简短练习 1:
将记录中自包含“legend-label-wibor: WIBOR 3M”的那一行起、至包含“main-x-tick-2022: 2022 [838,932,920,970]”的那一行止（首尾两行均包括在内）的各行以编号列表形式输出，略去空行。

本文对应论文 “Attention is All You Need”，着重算法的数学表达

句子长度为n；比如 n=1024，或 n=2048，即，一句话最多可以是1024个单词，或 2048 个单词。

1. 位置编码

$\mathbf{E}=[e_1 e_2 \cdots e_{n}]\\\\ e_{pos}(2i) = PE(pos, 2i) = sin(pos/10000^{2i/d_{model}})\\ e_{pos}(2i+1) =PE(pos,2i+1)=cos(pos/10000^{2i/d_{model}})\\ \\where\\ pos \in \{1,2,\cdots,n\},n=1024=max\_sentence\_length\\ i \in [0, d_{model}-1]\\ d_{model}=512 = word\_embedding\_dimention$

可知， $\mathbf{E}$ 是由n个列向量组成的矩阵 $\mathbf{E}(512 \times 1024)$ ，每个列向量表示该列号 $pos$ 的位置编码向量 $\mathbf{E}(:,pos)$ 。

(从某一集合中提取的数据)

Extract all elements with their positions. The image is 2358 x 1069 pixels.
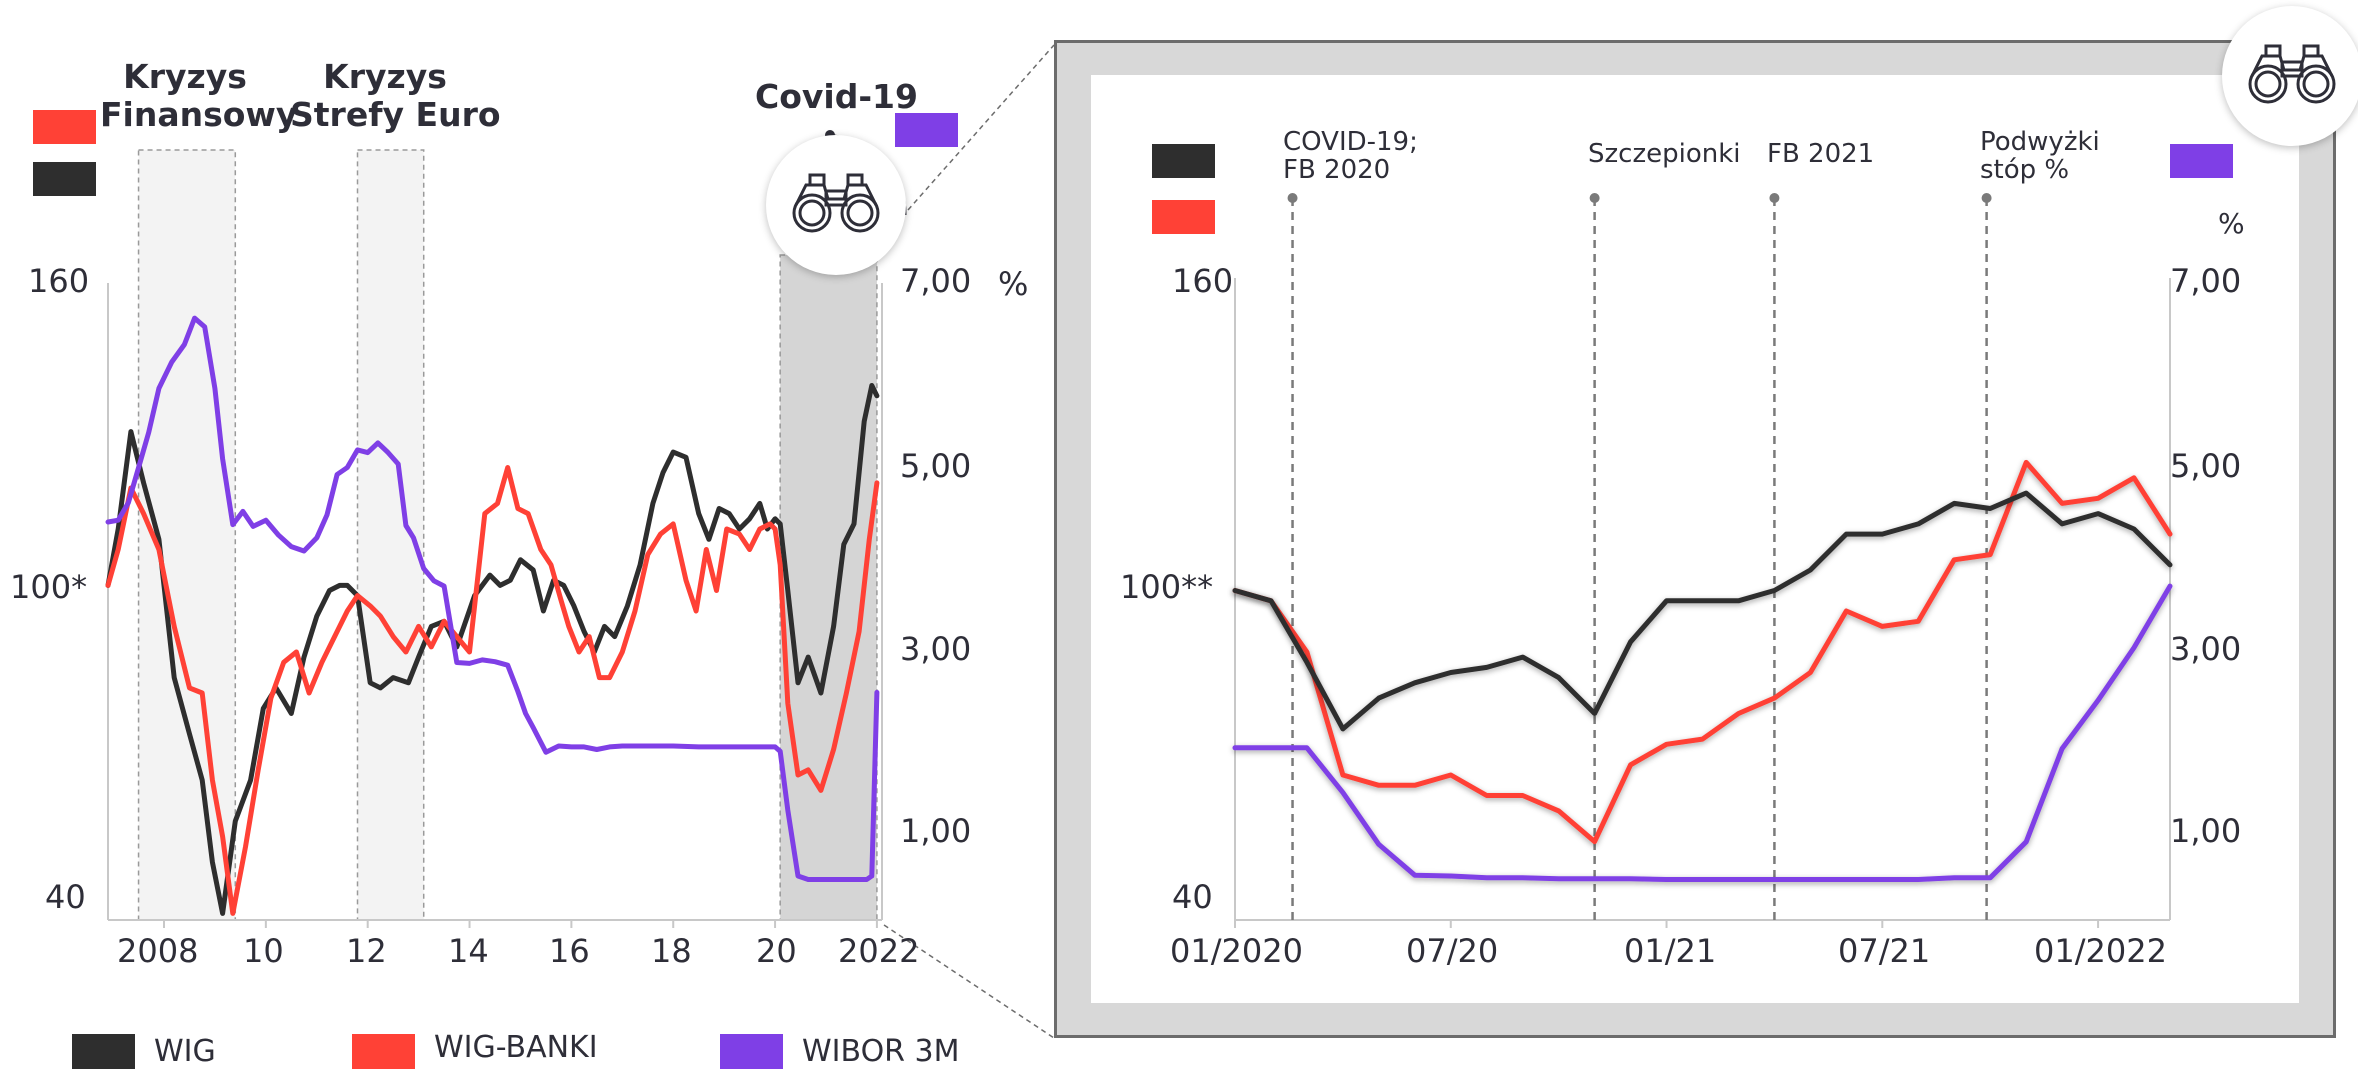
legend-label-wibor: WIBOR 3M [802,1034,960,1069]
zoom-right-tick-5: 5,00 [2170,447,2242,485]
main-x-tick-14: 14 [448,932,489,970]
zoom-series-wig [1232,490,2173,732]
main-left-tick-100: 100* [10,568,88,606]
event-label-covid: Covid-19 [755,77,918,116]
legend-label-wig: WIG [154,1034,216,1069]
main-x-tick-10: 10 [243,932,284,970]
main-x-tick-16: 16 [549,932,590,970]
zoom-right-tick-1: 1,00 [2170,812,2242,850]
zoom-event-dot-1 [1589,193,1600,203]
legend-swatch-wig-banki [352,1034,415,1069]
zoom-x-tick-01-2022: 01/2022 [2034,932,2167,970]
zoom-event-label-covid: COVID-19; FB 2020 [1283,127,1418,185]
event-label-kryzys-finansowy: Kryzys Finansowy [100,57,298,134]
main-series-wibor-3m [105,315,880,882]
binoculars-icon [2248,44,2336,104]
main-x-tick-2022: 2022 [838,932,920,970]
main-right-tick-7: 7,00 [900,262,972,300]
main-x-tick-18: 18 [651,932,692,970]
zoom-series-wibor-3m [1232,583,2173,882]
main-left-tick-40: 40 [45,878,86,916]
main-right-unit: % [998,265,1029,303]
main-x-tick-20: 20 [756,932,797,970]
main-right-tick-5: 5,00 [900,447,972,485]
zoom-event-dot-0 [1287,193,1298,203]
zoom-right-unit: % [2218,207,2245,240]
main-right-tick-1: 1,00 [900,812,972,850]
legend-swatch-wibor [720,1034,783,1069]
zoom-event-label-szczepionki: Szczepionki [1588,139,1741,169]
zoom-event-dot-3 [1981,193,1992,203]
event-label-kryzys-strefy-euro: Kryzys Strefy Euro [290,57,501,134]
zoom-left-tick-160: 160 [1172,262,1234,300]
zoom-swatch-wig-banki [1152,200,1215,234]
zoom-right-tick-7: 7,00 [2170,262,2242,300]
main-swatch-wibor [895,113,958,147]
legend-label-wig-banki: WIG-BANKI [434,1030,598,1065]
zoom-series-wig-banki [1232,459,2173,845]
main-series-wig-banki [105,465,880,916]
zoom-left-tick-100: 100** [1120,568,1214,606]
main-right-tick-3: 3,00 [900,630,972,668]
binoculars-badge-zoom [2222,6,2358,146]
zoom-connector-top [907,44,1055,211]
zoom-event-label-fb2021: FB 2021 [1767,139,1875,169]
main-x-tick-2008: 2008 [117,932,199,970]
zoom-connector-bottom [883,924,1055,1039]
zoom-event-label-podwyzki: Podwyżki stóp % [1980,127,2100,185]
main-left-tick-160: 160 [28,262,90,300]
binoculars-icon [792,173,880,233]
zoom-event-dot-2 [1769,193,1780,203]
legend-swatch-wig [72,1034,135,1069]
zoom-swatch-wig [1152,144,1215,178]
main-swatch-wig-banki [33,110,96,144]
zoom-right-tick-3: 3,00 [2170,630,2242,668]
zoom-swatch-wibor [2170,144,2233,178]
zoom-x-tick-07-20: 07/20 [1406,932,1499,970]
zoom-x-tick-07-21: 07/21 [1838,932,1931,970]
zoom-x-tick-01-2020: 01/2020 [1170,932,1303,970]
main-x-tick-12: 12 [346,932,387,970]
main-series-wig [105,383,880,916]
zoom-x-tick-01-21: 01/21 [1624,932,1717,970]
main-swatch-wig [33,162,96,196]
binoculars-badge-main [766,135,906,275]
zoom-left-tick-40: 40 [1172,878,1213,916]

简短练习 2:
将上文关于位置编码的文段原样完整地重新给出。

正确答案 1:
1. legend-label-wibor: WIBOR 3M [802,1034,960,1069]
2. zoom-right-tick-5: 5,00 [2170,447,2242,485]
3. main-x-tick-14: 14 [448,932,489,970]
4. zoom-series-wig [1232,490,2173,732]
5. main-left-tick-100: 100* [10,568,88,606]
6. event-label-covid: Covid-19 [755,77,918,116]
7. legend-label-wig: WIG [154,1034,216,1069]
8. main-x-tick-10: 10 [243,932,284,970]
9. main-x-tick-16: 16 [549,932,590,970]
10. zoom-right-tick-1: 1,00 [2170,812,2242,850]
11. zoom-event-dot-1 [1589,193,1600,203]
12. legend-swatch-wig-banki [352,1034,415,1069]
13. zoom-x-tick-01-2022: 01/2022 [2034,932,2167,970]
14. zoom-event-label-covid: COVID-19; FB 2020 [1283,127,1418,185]
15. event-label-kryzys-finansowy: Kryzys Finansowy [100,57,298,134]
16. main-series-wibor-3m [105,315,880,882]
17. binoculars-icon [2248,44,2336,104]
18. main-x-tick-2022: 2022 [838,932,920,970]

正确答案 2:
本文对应论文 “Attention is All You Need”，着重算法的数学表达

句子长度为n；比如 n=1024，或 n=2048，即，一句话最多可以是1024个单词，或 2048 个单词。

1. 位置编码

$\mathbf{E}=[e_1 e_2 \cdots e_{n}]\\\\ e_{pos}(2i) = PE(pos, 2i) = sin(pos/10000^{2i/d_{model}})\\ e_{pos}(2i+1) =PE(pos,2i+1)=cos(pos/10000^{2i/d_{model}})\\ \\where\\ pos \in \{1,2,\cdots,n\},n=1024=max\_sentence\_length\\ i \in [0, d_{model}-1]\\ d_{model}=512 = word\_embedding\_dimention$

可知， $\mathbf{E}$ 是由n个列向量组成的矩阵 $\mathbf{E}(512 \times 1024)$ ，每个列向量表示该列号 $pos$ 的位置编码向量 $\mathbf{E}(:,pos)$ 。